[Text passage]:
Deepfake fraud crossed from headline to line item. Reynolds & Reynolds CISO Nikhil Kalani put numbers on the demand: the FBI's April report logged AI-based fraud at about $900 million for the first time (inside roughly $21B of total cyber fraud on Americans), and open-source tools now swap a face and voice in real time on a gaming PC in about 50 milliseconds. "That type of fraud is now a category, not a headline." Source: ConnectedPodcast - Cybersecurity in the Age of AI, Nikhil Kalani, CISO, Reynolds & Reynolds (operator).

And the AI tooling itself is now the target. Cato researchers detailed "DuneSlide," a prompt-injection flaw (CVE-2026-50548/50549, 9.8/9.3) that escapes the Cursor AI code editor's sandbox to run arbitrary commands on developer machines, Fortune 500 users exposed. Yes, every vendor now has an "AI SOC," the sharper point is the AI dev stack is becoming the soft underbelly. Source: The Cybersecurity Defenders Podcast - Intel Chat #336 (pundit).

The Debate

Bull frame: AI expands the security TAM (more attack surface, more agents, more data to inspect) and entrenches platform leaders because automation only pays off at scale with consolidated data. PANW, CRWD, ZS get larger wallets, not smaller.

Bear frame: AI-native upstarts and free/bundled hyperscaler tooling collapse per-seat economics. Why pay $X per endpoint when an agentic SOC and a Microsoft E5 bundle do 80% of the job? Budget consolidation cuts the legacy stack first, not the new one.

Where I land this week: Bull, the evidence pointed one direction. Jade Puffer is the bull thesis rendered as a live incident: if an agent runs the full kill chain and self-corrects in 31 seconds, the answer isn't fewer tools, it's consolidated data and automation at scale, the big-platform pitch. Okta turning "agentic identity" from a TAM slide into a shipped, Anthropic-backed standard is the supply side of the same trade. The honest caveat: none of the big four printed a number this week, so the tape is running on narrative, not net-new ARR, until August earnings.

[What you need to do]:
**A.** Answer these questions from the passage on AI and cybersecurity, one per line, marked to match:
(i) What amount of AI-based fraud did the FBI's April report log?
(ii) What name did Cato researchers give the prompt-injection flaw in the Cursor AI code editor?
(iii) Which three companies does the bull frame say get larger wallets?
**B.** Could you rewrite the paragraph in the passage on AI and cybersecurity that begins "Bear frame:" as a short bulleted list that keeps its main facts?
**C.** Could you carry on the passage on AI and cybersecurity, starting after its last sentence?

(Stored data entries)
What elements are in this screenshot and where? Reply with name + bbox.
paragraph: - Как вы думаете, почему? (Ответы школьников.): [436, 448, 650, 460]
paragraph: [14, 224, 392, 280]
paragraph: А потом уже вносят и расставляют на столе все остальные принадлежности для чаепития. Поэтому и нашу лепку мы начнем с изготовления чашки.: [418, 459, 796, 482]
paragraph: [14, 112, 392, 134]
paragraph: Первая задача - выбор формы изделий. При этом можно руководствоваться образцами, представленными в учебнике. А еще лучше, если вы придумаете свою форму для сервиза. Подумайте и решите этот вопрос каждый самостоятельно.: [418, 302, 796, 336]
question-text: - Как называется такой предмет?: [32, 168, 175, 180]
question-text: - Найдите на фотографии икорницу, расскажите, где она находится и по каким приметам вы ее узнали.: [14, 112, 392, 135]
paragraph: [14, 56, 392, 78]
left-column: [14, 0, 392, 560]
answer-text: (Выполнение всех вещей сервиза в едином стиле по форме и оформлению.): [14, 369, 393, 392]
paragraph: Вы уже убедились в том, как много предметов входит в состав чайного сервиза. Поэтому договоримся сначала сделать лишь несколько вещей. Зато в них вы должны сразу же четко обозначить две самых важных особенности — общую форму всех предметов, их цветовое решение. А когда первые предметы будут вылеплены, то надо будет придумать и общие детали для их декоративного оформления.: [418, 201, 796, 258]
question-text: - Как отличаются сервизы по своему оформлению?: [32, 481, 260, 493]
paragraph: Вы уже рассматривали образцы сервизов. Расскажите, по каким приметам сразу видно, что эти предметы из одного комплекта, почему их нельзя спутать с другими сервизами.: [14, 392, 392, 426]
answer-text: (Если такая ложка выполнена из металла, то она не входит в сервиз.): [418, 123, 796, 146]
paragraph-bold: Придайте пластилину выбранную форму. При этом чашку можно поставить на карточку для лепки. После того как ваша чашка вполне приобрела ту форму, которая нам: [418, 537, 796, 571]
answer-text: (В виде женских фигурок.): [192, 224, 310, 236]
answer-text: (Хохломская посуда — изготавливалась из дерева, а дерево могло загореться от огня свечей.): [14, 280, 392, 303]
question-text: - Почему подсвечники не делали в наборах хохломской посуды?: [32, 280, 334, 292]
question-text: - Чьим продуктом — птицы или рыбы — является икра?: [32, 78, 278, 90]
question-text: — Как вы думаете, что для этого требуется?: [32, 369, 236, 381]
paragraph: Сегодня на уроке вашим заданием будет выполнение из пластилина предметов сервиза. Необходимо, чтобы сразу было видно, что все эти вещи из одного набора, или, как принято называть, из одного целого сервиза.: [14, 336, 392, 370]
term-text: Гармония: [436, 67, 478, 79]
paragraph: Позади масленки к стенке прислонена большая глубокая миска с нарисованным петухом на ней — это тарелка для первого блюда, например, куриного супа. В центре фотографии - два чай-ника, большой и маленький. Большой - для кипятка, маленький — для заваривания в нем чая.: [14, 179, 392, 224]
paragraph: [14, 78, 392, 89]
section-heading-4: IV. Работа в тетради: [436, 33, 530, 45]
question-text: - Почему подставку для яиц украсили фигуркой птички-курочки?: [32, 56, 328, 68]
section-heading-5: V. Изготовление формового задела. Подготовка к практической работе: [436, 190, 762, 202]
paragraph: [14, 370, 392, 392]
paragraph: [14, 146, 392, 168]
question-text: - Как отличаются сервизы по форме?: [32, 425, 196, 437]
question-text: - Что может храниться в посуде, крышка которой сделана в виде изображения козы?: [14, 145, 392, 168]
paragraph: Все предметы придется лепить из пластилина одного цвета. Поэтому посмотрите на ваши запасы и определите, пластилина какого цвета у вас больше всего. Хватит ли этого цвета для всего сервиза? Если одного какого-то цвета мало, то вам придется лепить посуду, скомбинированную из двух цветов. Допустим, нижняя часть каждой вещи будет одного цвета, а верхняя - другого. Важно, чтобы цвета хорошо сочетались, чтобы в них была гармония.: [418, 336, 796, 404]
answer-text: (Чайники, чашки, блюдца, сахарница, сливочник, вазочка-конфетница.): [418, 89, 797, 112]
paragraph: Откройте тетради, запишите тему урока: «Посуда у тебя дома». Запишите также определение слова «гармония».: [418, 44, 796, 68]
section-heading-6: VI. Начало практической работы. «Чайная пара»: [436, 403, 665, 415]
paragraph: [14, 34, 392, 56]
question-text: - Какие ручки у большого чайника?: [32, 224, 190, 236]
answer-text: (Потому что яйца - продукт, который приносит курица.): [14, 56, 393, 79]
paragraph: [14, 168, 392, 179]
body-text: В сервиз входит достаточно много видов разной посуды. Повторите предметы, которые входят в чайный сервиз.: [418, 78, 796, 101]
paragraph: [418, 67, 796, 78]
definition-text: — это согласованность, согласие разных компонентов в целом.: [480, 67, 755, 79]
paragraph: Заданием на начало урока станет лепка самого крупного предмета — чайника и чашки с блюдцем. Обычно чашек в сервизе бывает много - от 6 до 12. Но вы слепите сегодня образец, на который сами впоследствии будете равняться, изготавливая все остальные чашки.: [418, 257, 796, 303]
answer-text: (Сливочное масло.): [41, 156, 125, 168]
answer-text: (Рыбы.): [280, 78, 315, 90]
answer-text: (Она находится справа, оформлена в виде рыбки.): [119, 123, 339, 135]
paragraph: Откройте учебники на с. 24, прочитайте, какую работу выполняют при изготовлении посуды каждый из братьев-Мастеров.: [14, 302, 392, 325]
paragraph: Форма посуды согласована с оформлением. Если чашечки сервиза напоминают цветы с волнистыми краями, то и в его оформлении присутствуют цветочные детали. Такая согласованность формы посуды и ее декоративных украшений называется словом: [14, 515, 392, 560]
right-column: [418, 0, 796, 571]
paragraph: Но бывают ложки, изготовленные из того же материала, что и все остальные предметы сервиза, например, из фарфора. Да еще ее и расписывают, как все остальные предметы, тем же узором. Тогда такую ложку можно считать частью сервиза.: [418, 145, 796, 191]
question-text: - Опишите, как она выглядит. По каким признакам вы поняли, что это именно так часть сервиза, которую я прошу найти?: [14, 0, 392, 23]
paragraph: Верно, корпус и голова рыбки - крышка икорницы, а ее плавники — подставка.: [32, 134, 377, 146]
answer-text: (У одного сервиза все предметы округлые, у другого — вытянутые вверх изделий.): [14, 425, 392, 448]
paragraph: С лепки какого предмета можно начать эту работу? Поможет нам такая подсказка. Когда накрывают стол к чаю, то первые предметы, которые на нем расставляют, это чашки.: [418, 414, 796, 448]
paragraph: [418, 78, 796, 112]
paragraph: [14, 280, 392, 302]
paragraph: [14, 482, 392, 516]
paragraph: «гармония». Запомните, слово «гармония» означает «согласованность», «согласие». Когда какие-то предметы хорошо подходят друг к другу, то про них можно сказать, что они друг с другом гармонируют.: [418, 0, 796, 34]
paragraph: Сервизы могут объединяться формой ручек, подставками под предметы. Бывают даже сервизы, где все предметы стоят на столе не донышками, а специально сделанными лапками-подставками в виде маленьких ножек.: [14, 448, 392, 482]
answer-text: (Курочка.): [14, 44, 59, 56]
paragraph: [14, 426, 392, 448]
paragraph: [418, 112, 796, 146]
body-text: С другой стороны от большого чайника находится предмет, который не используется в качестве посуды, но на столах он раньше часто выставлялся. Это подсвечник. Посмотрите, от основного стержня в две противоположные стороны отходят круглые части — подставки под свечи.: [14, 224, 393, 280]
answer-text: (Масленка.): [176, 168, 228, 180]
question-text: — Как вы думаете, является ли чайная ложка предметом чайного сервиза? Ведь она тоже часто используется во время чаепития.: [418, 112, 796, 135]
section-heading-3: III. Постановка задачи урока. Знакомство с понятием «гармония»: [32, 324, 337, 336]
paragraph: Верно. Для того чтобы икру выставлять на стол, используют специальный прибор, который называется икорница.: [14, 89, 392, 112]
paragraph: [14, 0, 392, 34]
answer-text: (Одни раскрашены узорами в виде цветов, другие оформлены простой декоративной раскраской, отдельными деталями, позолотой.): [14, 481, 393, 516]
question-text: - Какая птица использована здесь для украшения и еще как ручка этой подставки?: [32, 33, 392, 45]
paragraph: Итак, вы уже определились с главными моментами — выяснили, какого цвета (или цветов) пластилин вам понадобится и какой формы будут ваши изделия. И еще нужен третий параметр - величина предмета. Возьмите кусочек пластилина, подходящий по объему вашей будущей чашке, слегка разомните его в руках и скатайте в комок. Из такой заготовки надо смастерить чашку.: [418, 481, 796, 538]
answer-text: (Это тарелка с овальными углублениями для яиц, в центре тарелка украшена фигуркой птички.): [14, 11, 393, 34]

[Response list]:
**A.**
(i) About $900 million.
(ii) "DuneSlide."
(iii) PANW, CRWD and ZS.

**B.**
- AI-native upstarts and free or bundled hyperscaler tooling collapse per-seat economics.
- Paying $X per endpoint is hard to justify when an agentic SOC and a Microsoft E5 bundle do 80% of the job.
- Budget consolidation cuts the legacy stack first, not the new one.

**C.**
Stocks In Play

  • PANW: Bull: named the top pick on a mainstream money show; CEO's ~$10M March buy cited as conviction. Bear: silent from operators, still a post-SaaSpocalypse laggard. Watch: platformization/XSIAM attach as a number next print.
  • CRWD: Bull: consolidation call plus CEO insider buy near the lows; autonomous-attack narrative feeds the "buy the crisis leader" thesis. Bear: no operator datapoint; still in the penalty box. Watch: net-new ARR, any Charlotte AI / Falcon Flex metric.
  • ZS: Bull: still the zero-trust name in every consolidation basket. Bear: no fresh catalyst after last week's Macquarie upgrade. Watch: net-new ARR re-acceleration.
  • OKTA: Bull: its own CPO put a shipped, open, Anthropic-partnered standard (XAA) behind the non-human-identity thesis, theory becoming product. Bear: "used by anyone" means Microsoft Entra can ride the same rails. Watch: XAA/IDJAG adoption and Auth0 cross-sell into next earnings.

Read-Throughs

  • SentinelOne (S): Indirect only: Okta's new CPO is ex-S CPO; no new S signal this week.
  • Fortinet (FTNT): FortiBleed still generating ransomware headlines, a running reputational tax on the appliance model, yet Link still tosses FTNT into the platform bundle.
  • Cloudflare (NET): No new signal this week.
  • CyberArk (CYBR): No direct mention, but agent identity, machine identity and post-quantum crypto-agility are squarely its turf, read-through positive.
  • Hyperscalers (MSFT/GOOGL/AMZN): Quiet on bundles; the only tell is XAA being open invites Microsoft Entra onto the same rails, co-opetition over displacement.

What Changed vs Last Week

Quieter on the tape, louder on the thesis. Last week the bulls got a sell-side number (Macquarie's $172 ZS) and two named-vendor execs; this week the operator bench narrowed to one clean voice, Okta's CPO, but the demand catalyst got far more concrete: FortiBleed was last week's billboard, Jade Puffer is this week's. The identity thread advanced from "90% of intrusions hit identity" to "govern the agent's identity before it's breached." PQC stayed alive but shifted from federal-deadline framing to a vendor crypto-agility pitch, only 22% of organizations say they fully understand quantum-readiness (Tech Talks Daily - DigiCert on Why PKI Has Become the Foundation of AI Trust). Net: the story is consolidating around one idea, the thing you now have to secure is the agent.